Duplicate the listing below line for line, from its first line through the line containing "tag: 6人 [118, 732, 154, 755]", both included, changing nothing.

* _INFORMATION GIVEN_:
* * * *
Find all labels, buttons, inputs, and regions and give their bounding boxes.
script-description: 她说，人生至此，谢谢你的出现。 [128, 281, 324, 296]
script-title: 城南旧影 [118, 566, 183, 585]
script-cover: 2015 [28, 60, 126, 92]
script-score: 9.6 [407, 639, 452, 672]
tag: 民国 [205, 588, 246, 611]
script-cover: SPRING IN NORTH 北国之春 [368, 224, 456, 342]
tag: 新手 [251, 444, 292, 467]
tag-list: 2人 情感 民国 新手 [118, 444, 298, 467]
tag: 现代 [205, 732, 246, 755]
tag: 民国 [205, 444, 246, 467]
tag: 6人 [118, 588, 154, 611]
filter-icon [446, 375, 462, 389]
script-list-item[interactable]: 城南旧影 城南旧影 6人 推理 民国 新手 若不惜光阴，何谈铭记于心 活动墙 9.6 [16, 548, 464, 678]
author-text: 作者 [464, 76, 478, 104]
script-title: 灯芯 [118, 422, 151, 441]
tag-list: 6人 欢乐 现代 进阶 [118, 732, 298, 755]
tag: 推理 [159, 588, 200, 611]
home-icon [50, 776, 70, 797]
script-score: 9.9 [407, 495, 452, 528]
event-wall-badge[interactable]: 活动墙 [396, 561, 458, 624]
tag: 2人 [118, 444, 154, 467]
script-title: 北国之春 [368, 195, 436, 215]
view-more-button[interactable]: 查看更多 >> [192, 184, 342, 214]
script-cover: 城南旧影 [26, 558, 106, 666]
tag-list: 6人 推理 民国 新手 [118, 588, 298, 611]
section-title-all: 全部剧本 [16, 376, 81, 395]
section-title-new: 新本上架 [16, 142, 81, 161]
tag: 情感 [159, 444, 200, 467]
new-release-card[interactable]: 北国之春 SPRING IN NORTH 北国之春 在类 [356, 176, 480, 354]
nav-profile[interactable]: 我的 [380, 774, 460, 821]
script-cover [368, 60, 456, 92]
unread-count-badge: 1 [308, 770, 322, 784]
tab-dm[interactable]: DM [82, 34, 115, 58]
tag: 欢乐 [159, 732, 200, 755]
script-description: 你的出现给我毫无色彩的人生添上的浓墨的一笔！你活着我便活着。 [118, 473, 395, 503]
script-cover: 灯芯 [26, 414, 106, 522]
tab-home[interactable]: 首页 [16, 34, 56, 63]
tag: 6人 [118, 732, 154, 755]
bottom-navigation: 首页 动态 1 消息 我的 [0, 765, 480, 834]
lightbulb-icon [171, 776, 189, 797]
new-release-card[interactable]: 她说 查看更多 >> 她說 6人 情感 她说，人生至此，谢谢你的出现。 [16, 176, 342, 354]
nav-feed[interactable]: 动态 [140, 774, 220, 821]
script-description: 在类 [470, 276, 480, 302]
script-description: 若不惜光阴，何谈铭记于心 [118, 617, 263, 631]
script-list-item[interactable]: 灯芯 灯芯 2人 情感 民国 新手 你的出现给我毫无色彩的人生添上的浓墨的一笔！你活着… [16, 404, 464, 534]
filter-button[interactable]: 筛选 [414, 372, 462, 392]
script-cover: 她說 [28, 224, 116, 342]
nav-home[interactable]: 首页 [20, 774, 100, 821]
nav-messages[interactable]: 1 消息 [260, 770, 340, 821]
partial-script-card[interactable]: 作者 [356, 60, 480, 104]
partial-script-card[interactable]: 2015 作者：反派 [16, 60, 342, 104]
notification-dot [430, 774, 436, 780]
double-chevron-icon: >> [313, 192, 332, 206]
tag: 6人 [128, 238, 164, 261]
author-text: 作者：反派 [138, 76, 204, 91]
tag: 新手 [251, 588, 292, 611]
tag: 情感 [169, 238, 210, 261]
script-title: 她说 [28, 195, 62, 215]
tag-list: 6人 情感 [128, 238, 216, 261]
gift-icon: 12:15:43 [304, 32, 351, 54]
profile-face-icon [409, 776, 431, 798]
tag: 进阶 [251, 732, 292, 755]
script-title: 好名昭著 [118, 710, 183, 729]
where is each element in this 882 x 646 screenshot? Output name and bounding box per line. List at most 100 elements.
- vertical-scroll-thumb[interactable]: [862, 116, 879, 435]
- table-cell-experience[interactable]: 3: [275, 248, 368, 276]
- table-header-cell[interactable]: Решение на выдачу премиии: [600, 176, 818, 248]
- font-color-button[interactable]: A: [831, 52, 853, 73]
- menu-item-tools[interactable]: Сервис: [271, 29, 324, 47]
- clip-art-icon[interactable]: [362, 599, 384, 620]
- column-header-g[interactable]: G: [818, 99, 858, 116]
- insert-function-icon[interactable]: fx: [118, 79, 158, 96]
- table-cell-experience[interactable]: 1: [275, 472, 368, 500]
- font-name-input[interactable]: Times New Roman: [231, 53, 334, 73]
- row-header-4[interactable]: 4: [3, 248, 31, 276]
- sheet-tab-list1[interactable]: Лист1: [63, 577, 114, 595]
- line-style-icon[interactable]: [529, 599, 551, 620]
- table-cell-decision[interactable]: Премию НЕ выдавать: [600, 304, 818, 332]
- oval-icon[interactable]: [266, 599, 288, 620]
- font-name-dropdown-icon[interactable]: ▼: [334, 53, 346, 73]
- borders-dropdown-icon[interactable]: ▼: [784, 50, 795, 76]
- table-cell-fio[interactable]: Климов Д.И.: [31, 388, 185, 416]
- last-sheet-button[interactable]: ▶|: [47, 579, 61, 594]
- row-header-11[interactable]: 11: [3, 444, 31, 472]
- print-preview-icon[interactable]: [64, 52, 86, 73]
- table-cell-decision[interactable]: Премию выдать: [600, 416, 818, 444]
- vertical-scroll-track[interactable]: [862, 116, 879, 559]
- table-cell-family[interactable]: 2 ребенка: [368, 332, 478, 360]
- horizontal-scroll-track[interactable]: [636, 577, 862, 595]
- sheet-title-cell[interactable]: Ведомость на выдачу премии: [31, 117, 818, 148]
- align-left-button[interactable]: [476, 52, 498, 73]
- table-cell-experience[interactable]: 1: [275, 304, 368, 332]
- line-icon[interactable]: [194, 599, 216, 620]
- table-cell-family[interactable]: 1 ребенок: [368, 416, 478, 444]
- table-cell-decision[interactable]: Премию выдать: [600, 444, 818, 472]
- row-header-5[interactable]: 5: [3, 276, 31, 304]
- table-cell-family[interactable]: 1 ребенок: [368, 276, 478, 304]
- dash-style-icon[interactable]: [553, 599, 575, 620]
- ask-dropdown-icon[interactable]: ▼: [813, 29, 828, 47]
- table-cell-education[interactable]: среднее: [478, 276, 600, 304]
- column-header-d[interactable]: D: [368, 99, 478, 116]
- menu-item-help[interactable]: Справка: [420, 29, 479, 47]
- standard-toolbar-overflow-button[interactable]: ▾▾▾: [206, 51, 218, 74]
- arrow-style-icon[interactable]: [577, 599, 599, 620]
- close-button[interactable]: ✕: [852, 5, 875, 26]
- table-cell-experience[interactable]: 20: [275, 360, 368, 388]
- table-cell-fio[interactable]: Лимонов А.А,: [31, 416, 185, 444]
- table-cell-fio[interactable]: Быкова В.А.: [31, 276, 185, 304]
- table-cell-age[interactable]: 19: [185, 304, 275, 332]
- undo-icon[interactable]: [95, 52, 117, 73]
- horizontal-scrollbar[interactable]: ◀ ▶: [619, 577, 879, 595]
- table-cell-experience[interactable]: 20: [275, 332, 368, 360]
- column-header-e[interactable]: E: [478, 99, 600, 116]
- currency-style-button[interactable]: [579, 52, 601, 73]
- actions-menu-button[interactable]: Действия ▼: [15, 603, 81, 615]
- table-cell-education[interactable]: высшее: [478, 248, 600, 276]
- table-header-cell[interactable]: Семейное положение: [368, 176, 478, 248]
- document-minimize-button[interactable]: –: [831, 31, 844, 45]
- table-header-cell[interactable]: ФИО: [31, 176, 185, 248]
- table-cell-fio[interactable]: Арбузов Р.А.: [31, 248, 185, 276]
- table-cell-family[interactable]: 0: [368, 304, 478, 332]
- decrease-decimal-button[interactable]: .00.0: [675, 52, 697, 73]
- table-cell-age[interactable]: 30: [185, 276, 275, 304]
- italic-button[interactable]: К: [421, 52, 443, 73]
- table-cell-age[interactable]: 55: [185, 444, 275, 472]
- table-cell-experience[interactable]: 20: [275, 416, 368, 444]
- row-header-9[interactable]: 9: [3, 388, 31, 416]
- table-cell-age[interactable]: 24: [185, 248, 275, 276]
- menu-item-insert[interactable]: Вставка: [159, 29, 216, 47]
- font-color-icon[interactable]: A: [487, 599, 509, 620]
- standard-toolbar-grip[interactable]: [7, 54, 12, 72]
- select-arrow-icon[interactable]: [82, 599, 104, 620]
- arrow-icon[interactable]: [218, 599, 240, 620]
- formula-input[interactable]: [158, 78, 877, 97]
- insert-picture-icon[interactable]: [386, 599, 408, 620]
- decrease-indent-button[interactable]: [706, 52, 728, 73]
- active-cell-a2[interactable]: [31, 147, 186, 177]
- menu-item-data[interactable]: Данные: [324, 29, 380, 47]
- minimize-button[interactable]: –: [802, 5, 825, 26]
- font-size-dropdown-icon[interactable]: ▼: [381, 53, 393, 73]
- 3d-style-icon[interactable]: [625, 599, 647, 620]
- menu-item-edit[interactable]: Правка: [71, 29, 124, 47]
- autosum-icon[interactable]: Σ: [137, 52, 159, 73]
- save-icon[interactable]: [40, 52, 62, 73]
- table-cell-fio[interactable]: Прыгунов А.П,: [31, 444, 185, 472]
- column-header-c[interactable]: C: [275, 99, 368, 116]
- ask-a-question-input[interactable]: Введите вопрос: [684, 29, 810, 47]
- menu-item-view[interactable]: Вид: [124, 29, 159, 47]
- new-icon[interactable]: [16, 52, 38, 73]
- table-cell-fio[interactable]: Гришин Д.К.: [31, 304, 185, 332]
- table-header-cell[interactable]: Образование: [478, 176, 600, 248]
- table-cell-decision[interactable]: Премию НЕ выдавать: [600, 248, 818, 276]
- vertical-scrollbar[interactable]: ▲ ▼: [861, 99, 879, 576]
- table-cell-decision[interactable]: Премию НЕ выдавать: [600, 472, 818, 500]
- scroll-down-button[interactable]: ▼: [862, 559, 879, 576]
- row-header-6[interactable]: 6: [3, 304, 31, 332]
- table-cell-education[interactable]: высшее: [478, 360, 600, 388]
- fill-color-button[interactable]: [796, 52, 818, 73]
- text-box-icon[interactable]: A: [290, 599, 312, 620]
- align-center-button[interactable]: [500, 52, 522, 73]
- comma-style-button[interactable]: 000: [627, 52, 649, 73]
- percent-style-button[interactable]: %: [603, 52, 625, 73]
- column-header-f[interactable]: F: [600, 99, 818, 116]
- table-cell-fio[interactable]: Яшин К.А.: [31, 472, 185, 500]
* * * *
* _FINISHED ANSWER_:
Find all labels, buttons, inputs, and regions and give their bounding boxes.
script-description: 她说，人生至此，谢谢你的出现。 [128, 281, 324, 296]
script-title: 城南旧影 [118, 566, 183, 585]
script-cover: 2015 [28, 60, 126, 92]
script-score: 9.6 [407, 639, 452, 672]
tag: 民国 [205, 588, 246, 611]
script-cover: SPRING IN NORTH 北国之春 [368, 224, 456, 342]
tag: 新手 [251, 444, 292, 467]
tag-list: 2人 情感 民国 新手 [118, 444, 298, 467]
tag: 现代 [205, 732, 246, 755]
tag: 民国 [205, 444, 246, 467]
tag: 6人 [118, 588, 154, 611]
filter-icon [446, 375, 462, 389]
script-list-item[interactable]: 城南旧影 城南旧影 6人 推理 民国 新手 若不惜光阴，何谈铭记于心 活动墙 9.6 [16, 548, 464, 678]
author-text: 作者 [464, 76, 478, 104]
script-title: 灯芯 [118, 422, 151, 441]
tag-list: 6人 欢乐 现代 进阶 [118, 732, 298, 755]
tag: 推理 [159, 588, 200, 611]
home-icon [50, 776, 70, 797]
script-score: 9.9 [407, 495, 452, 528]
event-wall-badge[interactable]: 活动墙 [396, 561, 458, 624]
tag: 2人 [118, 444, 154, 467]
script-title: 北国之春 [368, 195, 436, 215]
view-more-button[interactable]: 查看更多 >> [192, 184, 342, 214]
script-cover: 城南旧影 [26, 558, 106, 666]
tag-list: 6人 推理 民国 新手 [118, 588, 298, 611]
section-title-all: 全部剧本 [16, 376, 81, 395]
section-title-new: 新本上架 [16, 142, 81, 161]
tag: 情感 [159, 444, 200, 467]
new-release-card[interactable]: 北国之春 SPRING IN NORTH 北国之春 在类 [356, 176, 480, 354]
nav-profile[interactable]: 我的 [380, 774, 460, 821]
script-cover [368, 60, 456, 92]
unread-count-badge: 1 [308, 770, 322, 784]
tab-dm[interactable]: DM [82, 34, 115, 58]
tag: 欢乐 [159, 732, 200, 755]
script-description: 你的出现给我毫无色彩的人生添上的浓墨的一笔！你活着我便活着。 [118, 473, 395, 503]
script-cover: 灯芯 [26, 414, 106, 522]
tab-home[interactable]: 首页 [16, 34, 56, 63]
tag: 6人 [118, 732, 154, 755]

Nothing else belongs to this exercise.